Transcribe the entries below exactly.
-- START --
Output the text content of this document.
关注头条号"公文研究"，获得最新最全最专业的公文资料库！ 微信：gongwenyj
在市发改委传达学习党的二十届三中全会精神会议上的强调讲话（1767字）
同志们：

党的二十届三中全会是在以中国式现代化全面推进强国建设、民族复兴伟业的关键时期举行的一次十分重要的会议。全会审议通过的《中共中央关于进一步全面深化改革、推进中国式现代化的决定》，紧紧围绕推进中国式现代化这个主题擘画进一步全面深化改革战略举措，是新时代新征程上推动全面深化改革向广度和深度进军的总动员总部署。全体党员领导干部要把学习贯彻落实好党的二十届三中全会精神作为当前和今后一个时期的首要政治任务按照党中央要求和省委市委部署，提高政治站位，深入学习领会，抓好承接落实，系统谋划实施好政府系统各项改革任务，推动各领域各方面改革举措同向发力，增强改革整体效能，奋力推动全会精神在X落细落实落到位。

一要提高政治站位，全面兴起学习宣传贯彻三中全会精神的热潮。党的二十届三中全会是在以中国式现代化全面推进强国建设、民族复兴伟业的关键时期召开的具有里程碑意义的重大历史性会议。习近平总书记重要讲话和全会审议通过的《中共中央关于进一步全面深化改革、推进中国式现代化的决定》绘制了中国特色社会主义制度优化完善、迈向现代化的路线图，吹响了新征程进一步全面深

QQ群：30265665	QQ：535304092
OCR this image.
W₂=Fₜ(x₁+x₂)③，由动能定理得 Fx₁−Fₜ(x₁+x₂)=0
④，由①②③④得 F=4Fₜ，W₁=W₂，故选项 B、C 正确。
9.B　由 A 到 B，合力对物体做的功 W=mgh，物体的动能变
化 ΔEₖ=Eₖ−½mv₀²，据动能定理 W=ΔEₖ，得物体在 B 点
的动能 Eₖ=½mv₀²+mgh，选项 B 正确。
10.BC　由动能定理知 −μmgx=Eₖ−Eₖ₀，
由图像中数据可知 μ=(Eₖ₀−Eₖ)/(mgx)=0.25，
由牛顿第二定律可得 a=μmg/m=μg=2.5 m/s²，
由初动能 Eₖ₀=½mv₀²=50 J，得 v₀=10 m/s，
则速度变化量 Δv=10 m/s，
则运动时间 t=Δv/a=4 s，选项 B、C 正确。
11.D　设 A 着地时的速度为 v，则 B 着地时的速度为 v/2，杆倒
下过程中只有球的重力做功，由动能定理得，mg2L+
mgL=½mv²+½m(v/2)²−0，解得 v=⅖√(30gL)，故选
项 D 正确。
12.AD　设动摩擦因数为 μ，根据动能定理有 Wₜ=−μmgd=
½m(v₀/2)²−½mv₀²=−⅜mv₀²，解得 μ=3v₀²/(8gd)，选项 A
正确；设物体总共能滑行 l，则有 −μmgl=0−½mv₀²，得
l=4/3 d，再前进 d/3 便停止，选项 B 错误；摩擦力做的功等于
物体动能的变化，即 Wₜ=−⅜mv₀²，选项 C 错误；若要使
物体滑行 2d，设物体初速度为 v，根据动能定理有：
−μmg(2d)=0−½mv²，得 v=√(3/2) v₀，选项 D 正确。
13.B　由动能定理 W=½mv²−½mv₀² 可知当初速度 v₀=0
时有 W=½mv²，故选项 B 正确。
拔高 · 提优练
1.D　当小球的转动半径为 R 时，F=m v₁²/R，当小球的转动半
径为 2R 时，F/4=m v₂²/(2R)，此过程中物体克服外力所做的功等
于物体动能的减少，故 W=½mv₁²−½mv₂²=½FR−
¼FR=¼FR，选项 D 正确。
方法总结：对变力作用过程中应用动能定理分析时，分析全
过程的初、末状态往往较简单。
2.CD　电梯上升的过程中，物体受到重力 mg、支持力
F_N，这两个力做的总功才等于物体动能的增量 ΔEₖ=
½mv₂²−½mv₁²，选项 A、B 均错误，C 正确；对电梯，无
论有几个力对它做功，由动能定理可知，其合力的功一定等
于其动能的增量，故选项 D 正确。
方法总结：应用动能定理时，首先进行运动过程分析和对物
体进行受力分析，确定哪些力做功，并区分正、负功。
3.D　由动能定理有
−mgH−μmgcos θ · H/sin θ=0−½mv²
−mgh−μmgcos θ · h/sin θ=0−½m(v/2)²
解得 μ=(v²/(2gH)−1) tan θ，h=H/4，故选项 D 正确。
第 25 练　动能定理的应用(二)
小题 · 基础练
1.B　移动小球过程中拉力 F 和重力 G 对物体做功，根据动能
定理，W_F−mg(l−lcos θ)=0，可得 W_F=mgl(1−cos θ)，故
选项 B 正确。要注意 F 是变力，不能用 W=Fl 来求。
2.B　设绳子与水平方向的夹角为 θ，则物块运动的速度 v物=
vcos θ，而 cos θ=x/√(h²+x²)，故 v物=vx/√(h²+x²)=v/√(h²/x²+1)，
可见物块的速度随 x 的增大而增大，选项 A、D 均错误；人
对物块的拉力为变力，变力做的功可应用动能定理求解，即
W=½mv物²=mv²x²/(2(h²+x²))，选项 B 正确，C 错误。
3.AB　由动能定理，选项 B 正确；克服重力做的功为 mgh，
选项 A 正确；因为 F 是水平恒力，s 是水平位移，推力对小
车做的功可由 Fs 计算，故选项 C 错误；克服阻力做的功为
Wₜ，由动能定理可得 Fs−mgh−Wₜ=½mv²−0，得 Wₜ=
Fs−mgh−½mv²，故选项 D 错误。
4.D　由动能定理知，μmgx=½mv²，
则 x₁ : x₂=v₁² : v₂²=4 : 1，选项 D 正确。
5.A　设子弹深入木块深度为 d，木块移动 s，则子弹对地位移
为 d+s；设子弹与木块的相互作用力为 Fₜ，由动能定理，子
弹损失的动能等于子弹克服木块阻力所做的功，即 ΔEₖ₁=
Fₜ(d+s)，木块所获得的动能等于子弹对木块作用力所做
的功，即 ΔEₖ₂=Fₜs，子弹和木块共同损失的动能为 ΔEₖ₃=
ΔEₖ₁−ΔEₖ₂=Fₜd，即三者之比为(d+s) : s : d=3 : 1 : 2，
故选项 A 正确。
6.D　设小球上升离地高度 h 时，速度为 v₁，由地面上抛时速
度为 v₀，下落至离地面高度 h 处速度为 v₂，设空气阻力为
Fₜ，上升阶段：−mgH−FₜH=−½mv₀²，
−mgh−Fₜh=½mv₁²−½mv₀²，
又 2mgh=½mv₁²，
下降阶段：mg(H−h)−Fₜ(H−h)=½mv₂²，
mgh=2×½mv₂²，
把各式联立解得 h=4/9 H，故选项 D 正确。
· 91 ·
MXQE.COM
-- END --
TASK RESULT:
Output the text content of this document.
关注头条号"公文研究"，获得最新最全最专业的公文资料库！ 微信：gongwenyj
在市发改委传达学习党的二十届三中全会精神会议上的强调讲话（1767字）
同志们：

党的二十届三中全会是在以中国式现代化全面推进强国建设、民族复兴伟业的关键时期举行的一次十分重要的会议。全会审议通过的《中共中央关于进一步全面深化改革、推进中国式现代化的决定》，紧紧围绕推进中国式现代化这个主题擘画进一步全面深化改革战略举措，是新时代新征程上推动全面深化改革向广度和深度进军的总动员总部署。全体党员领导干部要把学习贯彻落实好党的二十届三中全会精神作为当前和今后一个时期的首要政治任务按照党中央要求和省委市委部署，提高政治站位，深入学习领会，抓好承接落实，系统谋划实施好政府系统各项改革任务，推动各领域各方面改革举措同向发力，增强改革整体效能，奋力推动全会精神在X落细落实落到位。

一要提高政治站位，全面兴起学习宣传贯彻三中全会精神的热潮。党的二十届三中全会是在以中国式现代化全面推进强国建设、民族复兴伟业的关键时期召开的具有里程碑意义的重大历史性会议。习近平总书记重要讲话和全会审议通过的《中共中央关于进一步全面深化改革、推进中国式现代化的决定》绘制了中国特色社会主义制度优化完善、迈向现代化的路线图，吹响了新征程进一步全面深

QQ群：30265665	QQ：535304092
OCR this image.
W₂=Fₜ(x₁+x₂)③，由动能定理得 Fx₁−Fₜ(x₁+x₂)=0
④，由①②③④得 F=4Fₜ，W₁=W₂，故选项 B、C 正确。
9.B　由 A 到 B，合力对物体做的功 W=mgh，物体的动能变
化 ΔEₖ=Eₖ−½mv₀²，据动能定理 W=ΔEₖ，得物体在 B 点
的动能 Eₖ=½mv₀²+mgh，选项 B 正确。
10.BC　由动能定理知 −μmgx=Eₖ−Eₖ₀，
由图像中数据可知 μ=(Eₖ₀−Eₖ)/(mgx)=0.25，
由牛顿第二定律可得 a=μmg/m=μg=2.5 m/s²，
由初动能 Eₖ₀=½mv₀²=50 J，得 v₀=10 m/s，
则速度变化量 Δv=10 m/s，
则运动时间 t=Δv/a=4 s，选项 B、C 正确。
11.D　设 A 着地时的速度为 v，则 B 着地时的速度为 v/2，杆倒
下过程中只有球的重力做功，由动能定理得，mg2L+
mgL=½mv²+½m(v/2)²−0，解得 v=⅖√(30gL)，故选
项 D 正确。
12.AD　设动摩擦因数为 μ，根据动能定理有 Wₜ=−μmgd=
½m(v₀/2)²−½mv₀²=−⅜mv₀²，解得 μ=3v₀²/(8gd)，选项 A
正确；设物体总共能滑行 l，则有 −μmgl=0−½mv₀²，得
l=4/3 d，再前进 d/3 便停止，选项 B 错误；摩擦力做的功等于
物体动能的变化，即 Wₜ=−⅜mv₀²，选项 C 错误；若要使
物体滑行 2d，设物体初速度为 v，根据动能定理有：
−μmg(2d)=0−½mv²，得 v=√(3/2) v₀，选项 D 正确。
13.B　由动能定理 W=½mv²−½mv₀² 可知当初速度 v₀=0
时有 W=½mv²，故选项 B 正确。
拔高 · 提优练
1.D　当小球的转动半径为 R 时，F=m v₁²/R，当小球的转动半
径为 2R 时，F/4=m v₂²/(2R)，此过程中物体克服外力所做的功等
于物体动能的减少，故 W=½mv₁²−½mv₂²=½FR−
¼FR=¼FR，选项 D 正确。
方法总结：对变力作用过程中应用动能定理分析时，分析全
过程的初、末状态往往较简单。
2.CD　电梯上升的过程中，物体受到重力 mg、支持力
F_N，这两个力做的总功才等于物体动能的增量 ΔEₖ=
½mv₂²−½mv₁²，选项 A、B 均错误，C 正确；对电梯，无
论有几个力对它做功，由动能定理可知，其合力的功一定等
于其动能的增量，故选项 D 正确。
方法总结：应用动能定理时，首先进行运动过程分析和对物
体进行受力分析，确定哪些力做功，并区分正、负功。
3.D　由动能定理有
−mgH−μmgcos θ · H/sin θ=0−½mv²
−mgh−μmgcos θ · h/sin θ=0−½m(v/2)²
解得 μ=(v²/(2gH)−1) tan θ，h=H/4，故选项 D 正确。
第 25 练　动能定理的应用(二)
小题 · 基础练
1.B　移动小球过程中拉力 F 和重力 G 对物体做功，根据动能
定理，W_F−mg(l−lcos θ)=0，可得 W_F=mgl(1−cos θ)，故
选项 B 正确。要注意 F 是变力，不能用 W=Fl 来求。
2.B　设绳子与水平方向的夹角为 θ，则物块运动的速度 v物=
vcos θ，而 cos θ=x/√(h²+x²)，故 v物=vx/√(h²+x²)=v/√(h²/x²+1)，
可见物块的速度随 x 的增大而增大，选项 A、D 均错误；人
对物块的拉力为变力，变力做的功可应用动能定理求解，即
W=½mv物²=mv²x²/(2(h²+x²))，选项 B 正确，C 错误。
3.AB　由动能定理，选项 B 正确；克服重力做的功为 mgh，
选项 A 正确；因为 F 是水平恒力，s 是水平位移，推力对小
车做的功可由 Fs 计算，故选项 C 错误；克服阻力做的功为
Wₜ，由动能定理可得 Fs−mgh−Wₜ=½mv²−0，得 Wₜ=
Fs−mgh−½mv²，故选项 D 错误。
4.D　由动能定理知，μmgx=½mv²，
则 x₁ : x₂=v₁² : v₂²=4 : 1，选项 D 正确。
5.A　设子弹深入木块深度为 d，木块移动 s，则子弹对地位移
为 d+s；设子弹与木块的相互作用力为 Fₜ，由动能定理，子
弹损失的动能等于子弹克服木块阻力所做的功，即 ΔEₖ₁=
Fₜ(d+s)，木块所获得的动能等于子弹对木块作用力所做
的功，即 ΔEₖ₂=Fₜs，子弹和木块共同损失的动能为 ΔEₖ₃=
ΔEₖ₁−ΔEₖ₂=Fₜd，即三者之比为(d+s) : s : d=3 : 1 : 2，
故选项 A 正确。
6.D　设小球上升离地高度 h 时，速度为 v₁，由地面上抛时速
度为 v₀，下落至离地面高度 h 处速度为 v₂，设空气阻力为
Fₜ，上升阶段：−mgH−FₜH=−½mv₀²，
−mgh−Fₜh=½mv₁²−½mv₀²，
又 2mgh=½mv₁²，
下降阶段：mg(H−h)−Fₜ(H−h)=½mv₂²，
mgh=2×½mv₂²，
把各式联立解得 h=4/9 H，故选项 D 正确。
· 91 ·
MXQE.COM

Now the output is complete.